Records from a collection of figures
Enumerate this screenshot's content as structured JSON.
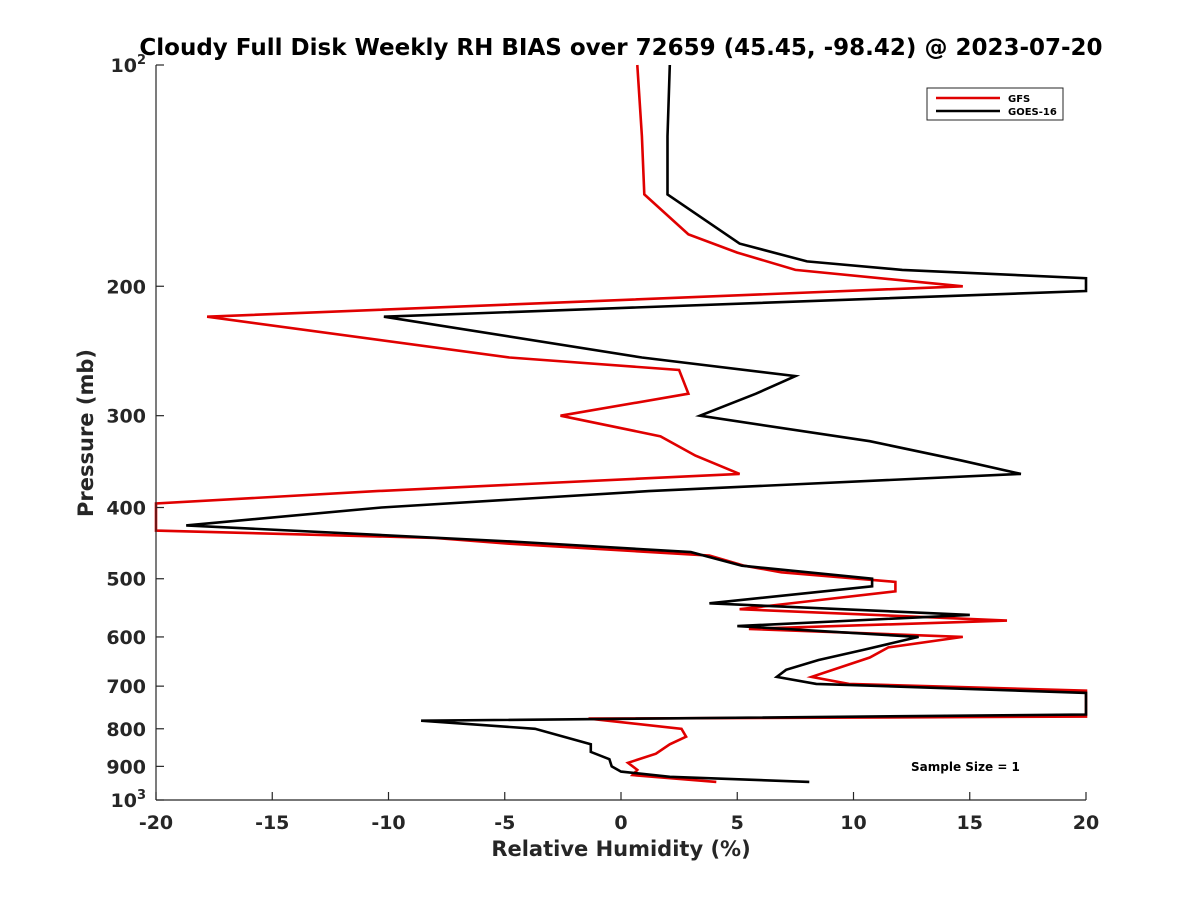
{
  "chart_data": {
    "type": "line",
    "title": "Cloudy Full Disk Weekly RH BIAS over 72659 (45.45, -98.42) @ 2023-07-20",
    "xlabel": "Relative Humidity (%)",
    "ylabel": "Pressure (mb)",
    "xlim": [
      -20,
      20
    ],
    "ylim": [
      100,
      1000
    ],
    "y_scale": "log",
    "y_reversed": true,
    "xticks": [
      -20,
      -15,
      -10,
      -5,
      0,
      5,
      10,
      15,
      20
    ],
    "xtick_labels": [
      "-20",
      "-15",
      "-10",
      "-5",
      "0",
      "5",
      "10",
      "15",
      "20"
    ],
    "yticks": [
      {
        "value": 100,
        "base": "10",
        "exp": "2"
      },
      {
        "value": 200,
        "label": "200"
      },
      {
        "value": 300,
        "label": "300"
      },
      {
        "value": 400,
        "label": "400"
      },
      {
        "value": 500,
        "label": "500"
      },
      {
        "value": 600,
        "label": "600"
      },
      {
        "value": 700,
        "label": "700"
      },
      {
        "value": 800,
        "label": "800"
      },
      {
        "value": 900,
        "label": "900"
      },
      {
        "value": 1000,
        "base": "10",
        "exp": "3"
      }
    ],
    "grid": false,
    "legend_position": "top-right",
    "annotation": "Sample Size = 1",
    "series": [
      {
        "name": "GFS",
        "color": "#e00000",
        "points": [
          [
            0.7,
            100
          ],
          [
            0.9,
            125
          ],
          [
            1.0,
            150
          ],
          [
            2.9,
            170
          ],
          [
            5.0,
            180
          ],
          [
            7.5,
            190
          ],
          [
            14.7,
            200
          ],
          [
            -17.8,
            220
          ],
          [
            -4.8,
            250
          ],
          [
            2.5,
            260
          ],
          [
            2.9,
            280
          ],
          [
            -2.6,
            300
          ],
          [
            1.7,
            320
          ],
          [
            3.2,
            340
          ],
          [
            5.1,
            360
          ],
          [
            -10.5,
            380
          ],
          [
            -20,
            395
          ],
          [
            -20,
            430
          ],
          [
            -8.0,
            440
          ],
          [
            -4.8,
            448
          ],
          [
            3.8,
            465
          ],
          [
            5.3,
            480
          ],
          [
            6.9,
            490
          ],
          [
            11.8,
            505
          ],
          [
            11.8,
            520
          ],
          [
            5.1,
            550
          ],
          [
            16.6,
            570
          ],
          [
            5.5,
            585
          ],
          [
            14.7,
            600
          ],
          [
            11.5,
            620
          ],
          [
            10.7,
            640
          ],
          [
            8.2,
            680
          ],
          [
            9.8,
            695
          ],
          [
            20,
            710
          ],
          [
            20,
            770
          ],
          [
            -1.4,
            775
          ],
          [
            2.6,
            800
          ],
          [
            2.8,
            820
          ],
          [
            2.1,
            840
          ],
          [
            1.5,
            865
          ],
          [
            0.3,
            890
          ],
          [
            0.7,
            910
          ],
          [
            0.5,
            925
          ],
          [
            4.1,
            945
          ]
        ]
      },
      {
        "name": "GOES-16",
        "color": "#000000",
        "points": [
          [
            2.1,
            100
          ],
          [
            2.0,
            125
          ],
          [
            2.0,
            150
          ],
          [
            5.1,
            175
          ],
          [
            8.0,
            185
          ],
          [
            12.1,
            190
          ],
          [
            20,
            195
          ],
          [
            20,
            203
          ],
          [
            -10.2,
            220
          ],
          [
            0.9,
            250
          ],
          [
            7.5,
            265
          ],
          [
            5.8,
            280
          ],
          [
            3.4,
            300
          ],
          [
            10.7,
            325
          ],
          [
            14.6,
            345
          ],
          [
            17.2,
            360
          ],
          [
            1.2,
            380
          ],
          [
            -10.3,
            400
          ],
          [
            -18.7,
            423
          ],
          [
            -4.7,
            445
          ],
          [
            3.0,
            460
          ],
          [
            5.2,
            480
          ],
          [
            10.8,
            500
          ],
          [
            10.8,
            512
          ],
          [
            3.8,
            540
          ],
          [
            15.0,
            560
          ],
          [
            5.0,
            580
          ],
          [
            12.8,
            600
          ],
          [
            10.4,
            625
          ],
          [
            8.5,
            645
          ],
          [
            7.1,
            665
          ],
          [
            6.7,
            680
          ],
          [
            8.4,
            695
          ],
          [
            20,
            715
          ],
          [
            20,
            765
          ],
          [
            -8.6,
            780
          ],
          [
            -3.7,
            800
          ],
          [
            -1.3,
            840
          ],
          [
            -1.3,
            860
          ],
          [
            -0.5,
            880
          ],
          [
            -0.4,
            900
          ],
          [
            0.0,
            915
          ],
          [
            2.1,
            930
          ],
          [
            8.1,
            945
          ]
        ]
      }
    ]
  }
}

DIRECTIONS
Scan the material above. Return every line containing the string "value".

THE SOLUTION
        "value": 100,
        "value": 200,
        "value": 300,
        "value": 400,
        "value": 500,
        "value": 600,
        "value": 700,
        "value": 800,
        "value": 900,
        "value": 1000,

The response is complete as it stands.